## Start
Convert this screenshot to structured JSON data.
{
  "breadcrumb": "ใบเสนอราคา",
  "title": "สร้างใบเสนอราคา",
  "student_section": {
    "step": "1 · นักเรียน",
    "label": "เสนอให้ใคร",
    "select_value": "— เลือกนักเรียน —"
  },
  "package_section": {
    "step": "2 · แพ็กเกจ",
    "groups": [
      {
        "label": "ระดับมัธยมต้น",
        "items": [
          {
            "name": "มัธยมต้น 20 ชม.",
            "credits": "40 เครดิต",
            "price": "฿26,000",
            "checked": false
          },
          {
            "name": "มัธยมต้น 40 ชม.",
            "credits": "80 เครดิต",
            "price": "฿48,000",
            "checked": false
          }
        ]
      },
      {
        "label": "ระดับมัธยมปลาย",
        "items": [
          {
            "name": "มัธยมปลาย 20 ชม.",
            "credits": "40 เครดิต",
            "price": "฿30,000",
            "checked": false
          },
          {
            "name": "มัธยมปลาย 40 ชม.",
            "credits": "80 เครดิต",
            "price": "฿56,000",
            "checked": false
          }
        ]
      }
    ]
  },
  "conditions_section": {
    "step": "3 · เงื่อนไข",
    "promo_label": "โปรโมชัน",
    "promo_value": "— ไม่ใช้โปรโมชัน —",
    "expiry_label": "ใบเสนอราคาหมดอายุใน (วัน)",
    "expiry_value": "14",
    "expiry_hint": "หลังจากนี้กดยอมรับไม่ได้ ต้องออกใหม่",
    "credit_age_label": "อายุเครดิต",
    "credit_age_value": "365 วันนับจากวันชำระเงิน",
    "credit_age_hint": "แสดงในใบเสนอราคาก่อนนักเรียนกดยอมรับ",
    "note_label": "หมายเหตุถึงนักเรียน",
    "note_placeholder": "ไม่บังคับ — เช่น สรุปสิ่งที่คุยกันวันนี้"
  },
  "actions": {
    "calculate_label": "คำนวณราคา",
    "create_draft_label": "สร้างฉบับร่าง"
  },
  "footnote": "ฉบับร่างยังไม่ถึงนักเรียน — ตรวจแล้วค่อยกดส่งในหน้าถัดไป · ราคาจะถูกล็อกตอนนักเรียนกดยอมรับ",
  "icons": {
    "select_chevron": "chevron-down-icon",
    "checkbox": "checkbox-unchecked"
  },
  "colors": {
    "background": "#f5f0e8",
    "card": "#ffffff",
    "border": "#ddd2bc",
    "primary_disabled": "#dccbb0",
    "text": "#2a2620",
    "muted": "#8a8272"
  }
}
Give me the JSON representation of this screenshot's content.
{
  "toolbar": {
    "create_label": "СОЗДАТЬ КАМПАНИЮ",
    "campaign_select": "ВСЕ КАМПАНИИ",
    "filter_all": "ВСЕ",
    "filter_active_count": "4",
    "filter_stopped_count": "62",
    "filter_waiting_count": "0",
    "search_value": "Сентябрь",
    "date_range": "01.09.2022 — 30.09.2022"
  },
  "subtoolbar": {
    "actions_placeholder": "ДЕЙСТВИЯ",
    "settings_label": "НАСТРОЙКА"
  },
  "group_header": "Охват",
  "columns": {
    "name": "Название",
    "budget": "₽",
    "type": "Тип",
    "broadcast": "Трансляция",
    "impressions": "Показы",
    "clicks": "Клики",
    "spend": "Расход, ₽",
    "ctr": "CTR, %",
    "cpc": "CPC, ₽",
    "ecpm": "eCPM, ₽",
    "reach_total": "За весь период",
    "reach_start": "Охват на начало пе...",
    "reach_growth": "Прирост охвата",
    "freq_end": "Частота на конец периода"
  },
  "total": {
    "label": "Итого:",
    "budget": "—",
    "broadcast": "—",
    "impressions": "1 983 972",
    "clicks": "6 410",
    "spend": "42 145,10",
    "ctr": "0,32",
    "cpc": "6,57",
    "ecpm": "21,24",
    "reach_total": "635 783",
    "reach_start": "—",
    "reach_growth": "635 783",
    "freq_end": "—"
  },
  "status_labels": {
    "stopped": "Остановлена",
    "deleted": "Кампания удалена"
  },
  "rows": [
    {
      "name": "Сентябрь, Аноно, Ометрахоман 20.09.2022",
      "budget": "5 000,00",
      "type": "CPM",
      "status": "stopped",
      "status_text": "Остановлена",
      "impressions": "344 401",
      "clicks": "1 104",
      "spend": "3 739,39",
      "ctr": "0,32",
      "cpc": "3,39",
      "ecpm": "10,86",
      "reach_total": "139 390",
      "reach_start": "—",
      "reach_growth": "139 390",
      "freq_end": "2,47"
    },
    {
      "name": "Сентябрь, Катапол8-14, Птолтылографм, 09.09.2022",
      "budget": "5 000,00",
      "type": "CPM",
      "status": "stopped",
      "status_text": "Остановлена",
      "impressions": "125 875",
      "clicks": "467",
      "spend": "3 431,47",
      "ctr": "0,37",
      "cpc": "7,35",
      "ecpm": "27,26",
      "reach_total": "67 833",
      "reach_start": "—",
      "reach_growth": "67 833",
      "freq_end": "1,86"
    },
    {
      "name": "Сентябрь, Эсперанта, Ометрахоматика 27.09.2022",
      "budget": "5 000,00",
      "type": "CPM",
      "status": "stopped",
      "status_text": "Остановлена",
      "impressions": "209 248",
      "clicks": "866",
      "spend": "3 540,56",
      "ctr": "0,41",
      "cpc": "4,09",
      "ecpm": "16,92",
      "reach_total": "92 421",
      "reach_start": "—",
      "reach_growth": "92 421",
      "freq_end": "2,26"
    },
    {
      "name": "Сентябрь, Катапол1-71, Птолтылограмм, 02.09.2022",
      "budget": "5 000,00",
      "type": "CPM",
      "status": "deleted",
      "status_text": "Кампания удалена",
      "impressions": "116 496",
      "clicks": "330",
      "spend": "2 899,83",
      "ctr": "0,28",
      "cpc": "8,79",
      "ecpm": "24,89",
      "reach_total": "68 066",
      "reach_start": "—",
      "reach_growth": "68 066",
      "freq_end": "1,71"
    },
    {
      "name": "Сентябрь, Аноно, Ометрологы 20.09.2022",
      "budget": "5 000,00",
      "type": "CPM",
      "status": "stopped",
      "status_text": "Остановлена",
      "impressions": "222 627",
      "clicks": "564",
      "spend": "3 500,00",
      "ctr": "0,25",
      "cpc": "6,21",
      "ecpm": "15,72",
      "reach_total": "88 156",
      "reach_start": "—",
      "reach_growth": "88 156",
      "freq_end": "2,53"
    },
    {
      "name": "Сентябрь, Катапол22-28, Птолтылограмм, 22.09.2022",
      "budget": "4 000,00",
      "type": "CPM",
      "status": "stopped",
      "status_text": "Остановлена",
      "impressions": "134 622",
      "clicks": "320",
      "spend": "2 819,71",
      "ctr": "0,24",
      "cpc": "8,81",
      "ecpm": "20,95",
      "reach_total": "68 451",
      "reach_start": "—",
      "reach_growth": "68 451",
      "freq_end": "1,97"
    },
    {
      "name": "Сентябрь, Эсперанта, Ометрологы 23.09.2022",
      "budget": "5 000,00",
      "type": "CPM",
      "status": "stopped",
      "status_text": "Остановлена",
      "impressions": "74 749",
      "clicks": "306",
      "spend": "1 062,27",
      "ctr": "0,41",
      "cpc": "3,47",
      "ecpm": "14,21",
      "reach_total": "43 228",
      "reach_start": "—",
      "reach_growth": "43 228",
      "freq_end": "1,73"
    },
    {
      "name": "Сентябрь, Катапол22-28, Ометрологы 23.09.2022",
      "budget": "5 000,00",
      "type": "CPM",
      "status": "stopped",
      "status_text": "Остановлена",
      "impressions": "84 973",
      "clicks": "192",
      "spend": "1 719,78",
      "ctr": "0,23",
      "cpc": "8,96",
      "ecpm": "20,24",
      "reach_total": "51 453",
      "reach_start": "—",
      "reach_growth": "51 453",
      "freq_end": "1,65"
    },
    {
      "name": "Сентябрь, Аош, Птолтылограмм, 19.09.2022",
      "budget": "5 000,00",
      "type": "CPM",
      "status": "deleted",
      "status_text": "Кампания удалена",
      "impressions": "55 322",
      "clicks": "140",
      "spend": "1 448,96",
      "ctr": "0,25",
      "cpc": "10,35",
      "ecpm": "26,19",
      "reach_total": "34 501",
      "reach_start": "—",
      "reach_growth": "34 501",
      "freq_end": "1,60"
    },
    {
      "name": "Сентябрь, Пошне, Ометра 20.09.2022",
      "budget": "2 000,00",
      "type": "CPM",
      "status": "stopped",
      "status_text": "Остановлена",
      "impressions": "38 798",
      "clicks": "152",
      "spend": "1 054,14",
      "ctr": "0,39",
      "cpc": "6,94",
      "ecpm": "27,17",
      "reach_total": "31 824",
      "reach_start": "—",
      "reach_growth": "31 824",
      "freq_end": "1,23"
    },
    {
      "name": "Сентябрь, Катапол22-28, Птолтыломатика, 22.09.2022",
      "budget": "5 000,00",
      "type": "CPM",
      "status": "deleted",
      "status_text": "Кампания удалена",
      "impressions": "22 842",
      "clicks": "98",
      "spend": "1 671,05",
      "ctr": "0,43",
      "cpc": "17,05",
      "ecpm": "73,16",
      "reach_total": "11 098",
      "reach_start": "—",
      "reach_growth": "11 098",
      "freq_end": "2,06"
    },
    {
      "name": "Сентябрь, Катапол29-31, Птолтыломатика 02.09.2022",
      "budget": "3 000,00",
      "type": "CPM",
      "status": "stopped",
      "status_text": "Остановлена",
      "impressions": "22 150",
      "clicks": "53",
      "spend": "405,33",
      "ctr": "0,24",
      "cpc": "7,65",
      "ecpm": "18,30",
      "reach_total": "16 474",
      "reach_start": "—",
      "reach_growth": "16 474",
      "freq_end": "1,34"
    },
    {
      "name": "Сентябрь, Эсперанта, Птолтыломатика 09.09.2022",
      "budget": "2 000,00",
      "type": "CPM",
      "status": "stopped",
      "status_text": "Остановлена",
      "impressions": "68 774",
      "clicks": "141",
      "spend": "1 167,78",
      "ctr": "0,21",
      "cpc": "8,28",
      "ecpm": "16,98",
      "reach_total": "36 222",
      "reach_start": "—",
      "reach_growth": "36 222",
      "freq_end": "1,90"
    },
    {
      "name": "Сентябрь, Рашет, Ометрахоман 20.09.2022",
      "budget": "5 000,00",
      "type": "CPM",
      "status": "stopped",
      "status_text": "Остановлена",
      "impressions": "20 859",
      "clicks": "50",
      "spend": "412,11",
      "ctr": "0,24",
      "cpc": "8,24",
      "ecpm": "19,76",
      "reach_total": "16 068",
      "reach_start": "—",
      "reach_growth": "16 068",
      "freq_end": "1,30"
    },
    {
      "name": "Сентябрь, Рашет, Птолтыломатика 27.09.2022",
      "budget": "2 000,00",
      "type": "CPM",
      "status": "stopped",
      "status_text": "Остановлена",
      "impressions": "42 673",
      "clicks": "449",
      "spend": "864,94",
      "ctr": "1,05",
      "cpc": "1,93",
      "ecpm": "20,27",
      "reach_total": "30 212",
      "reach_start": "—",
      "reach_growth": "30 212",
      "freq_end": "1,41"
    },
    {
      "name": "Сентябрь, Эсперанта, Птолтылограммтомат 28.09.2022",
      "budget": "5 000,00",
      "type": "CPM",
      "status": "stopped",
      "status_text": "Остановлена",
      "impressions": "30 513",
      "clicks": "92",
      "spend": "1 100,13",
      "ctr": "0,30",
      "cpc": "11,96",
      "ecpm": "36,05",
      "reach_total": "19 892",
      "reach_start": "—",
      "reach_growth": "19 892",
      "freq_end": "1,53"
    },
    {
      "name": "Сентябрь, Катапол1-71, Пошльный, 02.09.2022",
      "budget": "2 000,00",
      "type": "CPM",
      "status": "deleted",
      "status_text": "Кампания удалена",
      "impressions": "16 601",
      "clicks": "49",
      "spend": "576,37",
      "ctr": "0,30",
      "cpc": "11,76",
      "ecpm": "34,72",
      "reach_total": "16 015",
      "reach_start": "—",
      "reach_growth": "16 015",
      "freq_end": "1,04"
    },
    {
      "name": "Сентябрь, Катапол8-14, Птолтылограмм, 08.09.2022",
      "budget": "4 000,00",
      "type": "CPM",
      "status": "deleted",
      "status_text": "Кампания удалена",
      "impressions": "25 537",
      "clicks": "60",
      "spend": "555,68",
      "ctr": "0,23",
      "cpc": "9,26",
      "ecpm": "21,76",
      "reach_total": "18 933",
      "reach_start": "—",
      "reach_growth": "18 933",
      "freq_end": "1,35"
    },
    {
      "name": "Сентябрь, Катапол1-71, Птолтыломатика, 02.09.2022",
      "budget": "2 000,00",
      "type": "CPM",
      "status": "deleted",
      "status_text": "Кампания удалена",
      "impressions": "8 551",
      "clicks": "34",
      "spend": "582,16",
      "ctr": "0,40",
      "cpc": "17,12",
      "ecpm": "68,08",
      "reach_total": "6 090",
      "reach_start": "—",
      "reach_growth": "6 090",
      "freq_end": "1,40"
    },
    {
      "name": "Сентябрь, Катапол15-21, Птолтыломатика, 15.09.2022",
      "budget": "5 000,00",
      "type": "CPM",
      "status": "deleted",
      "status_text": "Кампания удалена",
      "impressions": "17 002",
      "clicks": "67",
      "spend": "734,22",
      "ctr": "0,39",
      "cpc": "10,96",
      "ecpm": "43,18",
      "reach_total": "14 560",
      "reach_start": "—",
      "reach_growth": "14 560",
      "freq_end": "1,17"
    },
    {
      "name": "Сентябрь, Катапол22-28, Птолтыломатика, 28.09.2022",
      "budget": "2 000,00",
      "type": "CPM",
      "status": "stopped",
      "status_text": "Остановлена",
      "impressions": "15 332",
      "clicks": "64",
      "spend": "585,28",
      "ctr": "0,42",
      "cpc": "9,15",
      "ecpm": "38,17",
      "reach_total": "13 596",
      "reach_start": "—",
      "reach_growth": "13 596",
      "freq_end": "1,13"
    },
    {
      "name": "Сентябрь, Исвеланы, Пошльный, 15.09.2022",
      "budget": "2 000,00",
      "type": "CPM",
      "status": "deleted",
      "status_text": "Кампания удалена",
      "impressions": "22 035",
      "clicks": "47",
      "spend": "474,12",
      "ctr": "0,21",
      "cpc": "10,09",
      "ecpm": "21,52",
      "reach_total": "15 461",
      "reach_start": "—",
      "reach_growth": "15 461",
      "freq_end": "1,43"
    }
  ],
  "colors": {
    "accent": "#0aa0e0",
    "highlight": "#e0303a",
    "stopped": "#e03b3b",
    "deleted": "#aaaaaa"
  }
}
## End
__EXERCISE DESCRIPTION__
Show every line from the entries above in which the word "price" appears.

__ANSWER TO THIS PROBLEM__
            "price": "฿26,000",
            "price": "฿48,000",
            "price": "฿30,000",
            "price": "฿56,000",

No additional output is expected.